→ **Instructions for the task**: Copy the data that follows exactly. Include no pictures.
### Material supplied
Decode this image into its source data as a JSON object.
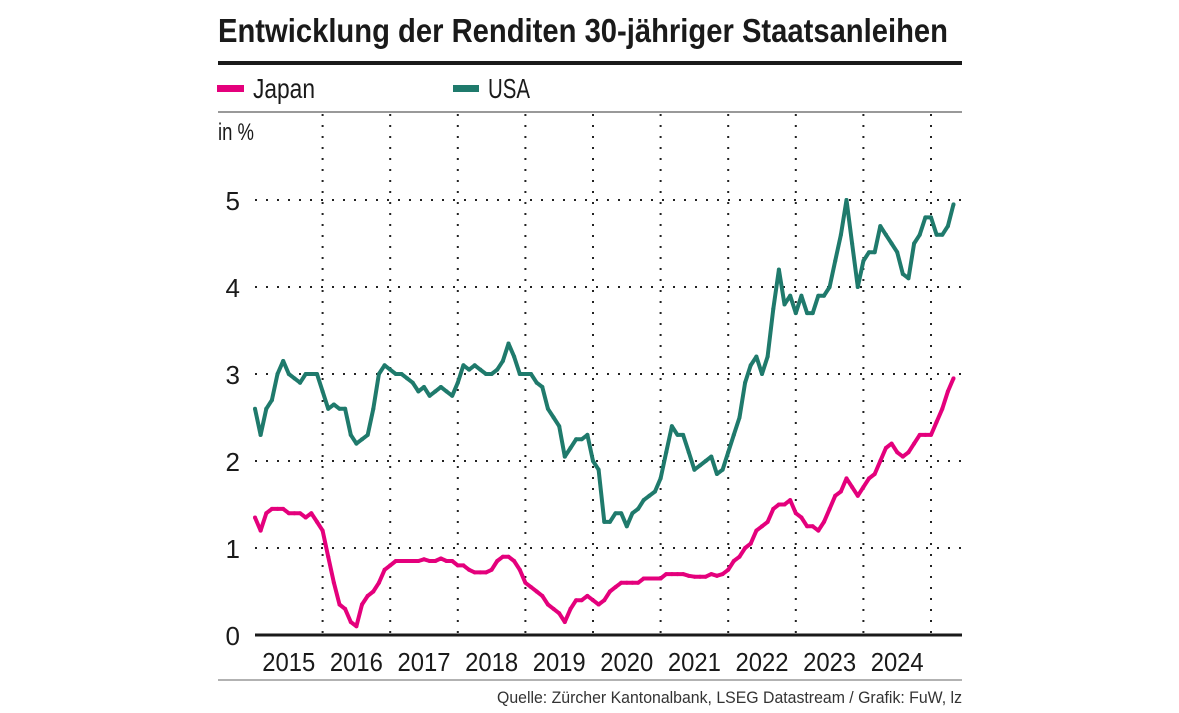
{
  "title": "Entwicklung der Renditen 30-jähriger Staatsanleihen",
  "source": "Quelle: Zürcher Kantonalbank, LSEG Datastream / Grafik: FuW, lz",
  "chart_data": {
    "type": "line",
    "title": "Entwicklung der Renditen 30-jähriger Staatsanleihen",
    "ylabel": "in %",
    "xlabel": "",
    "ylim": [
      0,
      5.5
    ],
    "yticks": [
      "0",
      "1",
      "2",
      "3",
      "4",
      "5"
    ],
    "xticks": [
      "2015",
      "2016",
      "2017",
      "2018",
      "2019",
      "2020",
      "2021",
      "2022",
      "2023",
      "2024"
    ],
    "xlim": [
      "2015-01",
      "2025-05"
    ],
    "grid": true,
    "legend_position": "top-left",
    "x_start": "2015-01",
    "x_step": "month",
    "series": [
      {
        "name": "Japan",
        "color": "#e4007c",
        "values": [
          1.35,
          1.2,
          1.4,
          1.45,
          1.45,
          1.45,
          1.4,
          1.4,
          1.4,
          1.35,
          1.4,
          1.3,
          1.2,
          0.9,
          0.6,
          0.35,
          0.3,
          0.15,
          0.1,
          0.35,
          0.45,
          0.5,
          0.6,
          0.75,
          0.8,
          0.85,
          0.85,
          0.85,
          0.85,
          0.85,
          0.87,
          0.85,
          0.85,
          0.88,
          0.85,
          0.85,
          0.8,
          0.8,
          0.75,
          0.72,
          0.72,
          0.72,
          0.75,
          0.85,
          0.9,
          0.9,
          0.85,
          0.75,
          0.6,
          0.55,
          0.5,
          0.45,
          0.35,
          0.3,
          0.25,
          0.15,
          0.3,
          0.4,
          0.4,
          0.45,
          0.4,
          0.35,
          0.4,
          0.5,
          0.55,
          0.6,
          0.6,
          0.6,
          0.6,
          0.65,
          0.65,
          0.65,
          0.65,
          0.7,
          0.7,
          0.7,
          0.7,
          0.68,
          0.67,
          0.67,
          0.67,
          0.7,
          0.68,
          0.7,
          0.75,
          0.85,
          0.9,
          1.0,
          1.05,
          1.2,
          1.25,
          1.3,
          1.45,
          1.5,
          1.5,
          1.55,
          1.4,
          1.35,
          1.25,
          1.25,
          1.2,
          1.3,
          1.45,
          1.6,
          1.65,
          1.8,
          1.7,
          1.6,
          1.7,
          1.8,
          1.85,
          2.0,
          2.15,
          2.2,
          2.1,
          2.05,
          2.1,
          2.2,
          2.3,
          2.3,
          2.3,
          2.45,
          2.6,
          2.8,
          2.95
        ]
      },
      {
        "name": "USA",
        "color": "#1f7a6c",
        "values": [
          2.6,
          2.3,
          2.6,
          2.7,
          3.0,
          3.15,
          3.0,
          2.95,
          2.9,
          3.0,
          3.0,
          3.0,
          2.8,
          2.6,
          2.65,
          2.6,
          2.6,
          2.3,
          2.2,
          2.25,
          2.3,
          2.6,
          3.0,
          3.1,
          3.05,
          3.0,
          3.0,
          2.95,
          2.9,
          2.8,
          2.85,
          2.75,
          2.8,
          2.85,
          2.8,
          2.75,
          2.9,
          3.1,
          3.05,
          3.1,
          3.05,
          3.0,
          3.0,
          3.05,
          3.15,
          3.35,
          3.2,
          3.0,
          3.0,
          3.0,
          2.9,
          2.85,
          2.6,
          2.5,
          2.4,
          2.05,
          2.15,
          2.25,
          2.25,
          2.3,
          2.0,
          1.9,
          1.3,
          1.3,
          1.4,
          1.4,
          1.25,
          1.4,
          1.45,
          1.55,
          1.6,
          1.65,
          1.8,
          2.1,
          2.4,
          2.3,
          2.3,
          2.1,
          1.9,
          1.95,
          2.0,
          2.05,
          1.85,
          1.9,
          2.1,
          2.3,
          2.5,
          2.9,
          3.1,
          3.2,
          3.0,
          3.2,
          3.75,
          4.2,
          3.8,
          3.9,
          3.7,
          3.9,
          3.7,
          3.7,
          3.9,
          3.9,
          4.0,
          4.3,
          4.6,
          5.0,
          4.5,
          4.0,
          4.3,
          4.4,
          4.4,
          4.7,
          4.6,
          4.5,
          4.4,
          4.15,
          4.1,
          4.5,
          4.6,
          4.8,
          4.8,
          4.6,
          4.6,
          4.7,
          4.95
        ]
      }
    ]
  }
}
######
→ **Final result**:
Decode this image into its source data as a JSON object.
{
  "title": "Entwicklung der Renditen 30-jähriger Staatsanleihen",
  "source": "Quelle: Zürcher Kantonalbank, LSEG Datastream / Grafik: FuW, lz",
  "chart_data": {
    "type": "line",
    "title": "Entwicklung der Renditen 30-jähriger Staatsanleihen",
    "ylabel": "in %",
    "xlabel": "",
    "ylim": [
      0,
      5.5
    ],
    "yticks": [
      "0",
      "1",
      "2",
      "3",
      "4",
      "5"
    ],
    "xticks": [
      "2015",
      "2016",
      "2017",
      "2018",
      "2019",
      "2020",
      "2021",
      "2022",
      "2023",
      "2024"
    ],
    "xlim": [
      "2015-01",
      "2025-05"
    ],
    "grid": true,
    "legend_position": "top-left",
    "x_start": "2015-01",
    "x_step": "month",
    "series": [
      {
        "name": "Japan",
        "color": "#e4007c",
        "values": [
          1.35,
          1.2,
          1.4,
          1.45,
          1.45,
          1.45,
          1.4,
          1.4,
          1.4,
          1.35,
          1.4,
          1.3,
          1.2,
          0.9,
          0.6,
          0.35,
          0.3,
          0.15,
          0.1,
          0.35,
          0.45,
          0.5,
          0.6,
          0.75,
          0.8,
          0.85,
          0.85,
          0.85,
          0.85,
          0.85,
          0.87,
          0.85,
          0.85,
          0.88,
          0.85,
          0.85,
          0.8,
          0.8,
          0.75,
          0.72,
          0.72,
          0.72,
          0.75,
          0.85,
          0.9,
          0.9,
          0.85,
          0.75,
          0.6,
          0.55,
          0.5,
          0.45,
          0.35,
          0.3,
          0.25,
          0.15,
          0.3,
          0.4,
          0.4,
          0.45,
          0.4,
          0.35,
          0.4,
          0.5,
          0.55,
          0.6,
          0.6,
          0.6,
          0.6,
          0.65,
          0.65,
          0.65,
          0.65,
          0.7,
          0.7,
          0.7,
          0.7,
          0.68,
          0.67,
          0.67,
          0.67,
          0.7,
          0.68,
          0.7,
          0.75,
          0.85,
          0.9,
          1.0,
          1.05,
          1.2,
          1.25,
          1.3,
          1.45,
          1.5,
          1.5,
          1.55,
          1.4,
          1.35,
          1.25,
          1.25,
          1.2,
          1.3,
          1.45,
          1.6,
          1.65,
          1.8,
          1.7,
          1.6,
          1.7,
          1.8,
          1.85,
          2.0,
          2.15,
          2.2,
          2.1,
          2.05,
          2.1,
          2.2,
          2.3,
          2.3,
          2.3,
          2.45,
          2.6,
          2.8,
          2.95
        ]
      },
      {
        "name": "USA",
        "color": "#1f7a6c",
        "values": [
          2.6,
          2.3,
          2.6,
          2.7,
          3.0,
          3.15,
          3.0,
          2.95,
          2.9,
          3.0,
          3.0,
          3.0,
          2.8,
          2.6,
          2.65,
          2.6,
          2.6,
          2.3,
          2.2,
          2.25,
          2.3,
          2.6,
          3.0,
          3.1,
          3.05,
          3.0,
          3.0,
          2.95,
          2.9,
          2.8,
          2.85,
          2.75,
          2.8,
          2.85,
          2.8,
          2.75,
          2.9,
          3.1,
          3.05,
          3.1,
          3.05,
          3.0,
          3.0,
          3.05,
          3.15,
          3.35,
          3.2,
          3.0,
          3.0,
          3.0,
          2.9,
          2.85,
          2.6,
          2.5,
          2.4,
          2.05,
          2.15,
          2.25,
          2.25,
          2.3,
          2.0,
          1.9,
          1.3,
          1.3,
          1.4,
          1.4,
          1.25,
          1.4,
          1.45,
          1.55,
          1.6,
          1.65,
          1.8,
          2.1,
          2.4,
          2.3,
          2.3,
          2.1,
          1.9,
          1.95,
          2.0,
          2.05,
          1.85,
          1.9,
          2.1,
          2.3,
          2.5,
          2.9,
          3.1,
          3.2,
          3.0,
          3.2,
          3.75,
          4.2,
          3.8,
          3.9,
          3.7,
          3.9,
          3.7,
          3.7,
          3.9,
          3.9,
          4.0,
          4.3,
          4.6,
          5.0,
          4.5,
          4.0,
          4.3,
          4.4,
          4.4,
          4.7,
          4.6,
          4.5,
          4.4,
          4.15,
          4.1,
          4.5,
          4.6,
          4.8,
          4.8,
          4.6,
          4.6,
          4.7,
          4.95
        ]
      }
    ]
  }
}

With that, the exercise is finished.